## Listed entries
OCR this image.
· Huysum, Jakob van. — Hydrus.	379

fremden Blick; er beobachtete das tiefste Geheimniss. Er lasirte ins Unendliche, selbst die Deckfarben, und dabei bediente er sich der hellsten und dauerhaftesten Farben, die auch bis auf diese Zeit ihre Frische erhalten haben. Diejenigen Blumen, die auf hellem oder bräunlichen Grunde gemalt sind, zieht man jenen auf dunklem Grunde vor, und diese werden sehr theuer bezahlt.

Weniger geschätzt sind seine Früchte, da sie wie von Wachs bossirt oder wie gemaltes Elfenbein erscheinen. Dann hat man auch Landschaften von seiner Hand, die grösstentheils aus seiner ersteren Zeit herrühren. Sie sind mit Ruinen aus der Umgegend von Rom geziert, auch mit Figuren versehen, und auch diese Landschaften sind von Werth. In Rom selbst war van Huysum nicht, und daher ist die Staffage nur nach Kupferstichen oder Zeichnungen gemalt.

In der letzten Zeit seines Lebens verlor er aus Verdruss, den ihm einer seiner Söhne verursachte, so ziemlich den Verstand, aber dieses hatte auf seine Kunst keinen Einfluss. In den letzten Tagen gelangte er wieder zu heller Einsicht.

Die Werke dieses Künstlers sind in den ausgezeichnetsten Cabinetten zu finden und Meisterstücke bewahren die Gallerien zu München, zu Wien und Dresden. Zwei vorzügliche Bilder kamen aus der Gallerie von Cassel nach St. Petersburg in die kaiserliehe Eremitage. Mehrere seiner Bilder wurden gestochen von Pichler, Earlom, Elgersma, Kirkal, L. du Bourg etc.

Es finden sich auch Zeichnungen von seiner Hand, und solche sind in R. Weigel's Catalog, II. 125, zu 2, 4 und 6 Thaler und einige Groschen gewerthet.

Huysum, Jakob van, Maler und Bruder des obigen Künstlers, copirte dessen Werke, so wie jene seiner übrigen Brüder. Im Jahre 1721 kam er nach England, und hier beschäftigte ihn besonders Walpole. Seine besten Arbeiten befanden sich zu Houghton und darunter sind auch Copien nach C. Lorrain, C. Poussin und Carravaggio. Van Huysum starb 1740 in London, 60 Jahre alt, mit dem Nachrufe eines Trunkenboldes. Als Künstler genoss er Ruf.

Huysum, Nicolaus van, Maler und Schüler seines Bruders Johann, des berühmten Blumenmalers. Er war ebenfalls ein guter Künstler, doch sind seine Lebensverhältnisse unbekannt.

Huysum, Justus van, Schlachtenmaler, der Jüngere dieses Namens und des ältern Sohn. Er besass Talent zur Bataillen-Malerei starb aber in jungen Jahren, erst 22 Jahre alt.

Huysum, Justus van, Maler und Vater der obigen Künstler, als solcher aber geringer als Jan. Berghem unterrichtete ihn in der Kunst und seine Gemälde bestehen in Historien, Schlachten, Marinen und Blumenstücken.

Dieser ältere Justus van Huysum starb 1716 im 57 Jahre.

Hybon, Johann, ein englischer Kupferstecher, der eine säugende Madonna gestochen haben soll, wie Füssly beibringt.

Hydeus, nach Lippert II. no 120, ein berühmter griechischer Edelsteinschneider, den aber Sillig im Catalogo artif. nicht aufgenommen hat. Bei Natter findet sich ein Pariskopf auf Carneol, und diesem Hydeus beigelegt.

## How to complete this task
If a line of the data contains "haben", copy it out.

## Output
fremden Blick; er beobachtete das tiefste Geheimniss. Er lasirte ins Unendliche, selbst die Deckfarben, und dabei bediente er sich der hellsten und dauerhaftesten Farben, die auch bis auf diese Zeit ihre Frische erhalten haben. Diejenigen Blumen, die auf hellem oder bräunlichen Grunde gemalt sind, zieht man jenen auf dunklem Grunde vor, und diese werden sehr theuer bezahlt.
Hybon, Johann, ein englischer Kupferstecher, der eine säugende Madonna gestochen haben soll, wie Füssly beibringt.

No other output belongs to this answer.